● OBJECTIVE: Filter the records below and copy every line containing the word "восстановления".
......
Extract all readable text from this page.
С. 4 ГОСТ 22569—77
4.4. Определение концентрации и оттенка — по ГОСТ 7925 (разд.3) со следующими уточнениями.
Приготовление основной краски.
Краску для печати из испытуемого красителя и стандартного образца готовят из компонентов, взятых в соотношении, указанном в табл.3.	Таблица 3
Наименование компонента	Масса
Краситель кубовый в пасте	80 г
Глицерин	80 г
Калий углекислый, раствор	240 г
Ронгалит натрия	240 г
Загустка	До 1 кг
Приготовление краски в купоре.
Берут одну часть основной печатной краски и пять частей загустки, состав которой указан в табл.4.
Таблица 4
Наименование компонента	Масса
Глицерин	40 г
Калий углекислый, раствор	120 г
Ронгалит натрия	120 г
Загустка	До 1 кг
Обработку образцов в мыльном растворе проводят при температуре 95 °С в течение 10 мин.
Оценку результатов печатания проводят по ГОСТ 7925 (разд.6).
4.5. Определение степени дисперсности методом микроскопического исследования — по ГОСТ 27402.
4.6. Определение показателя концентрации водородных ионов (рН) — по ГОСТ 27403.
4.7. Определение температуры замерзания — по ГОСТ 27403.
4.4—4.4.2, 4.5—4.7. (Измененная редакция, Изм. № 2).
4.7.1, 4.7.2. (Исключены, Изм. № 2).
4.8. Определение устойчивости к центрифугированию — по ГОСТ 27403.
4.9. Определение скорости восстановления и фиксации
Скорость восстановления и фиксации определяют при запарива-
......
● REPLY:
4.9. Определение скорости восстановления и фиксации
Скорость восстановления и фиксации определяют при запарива-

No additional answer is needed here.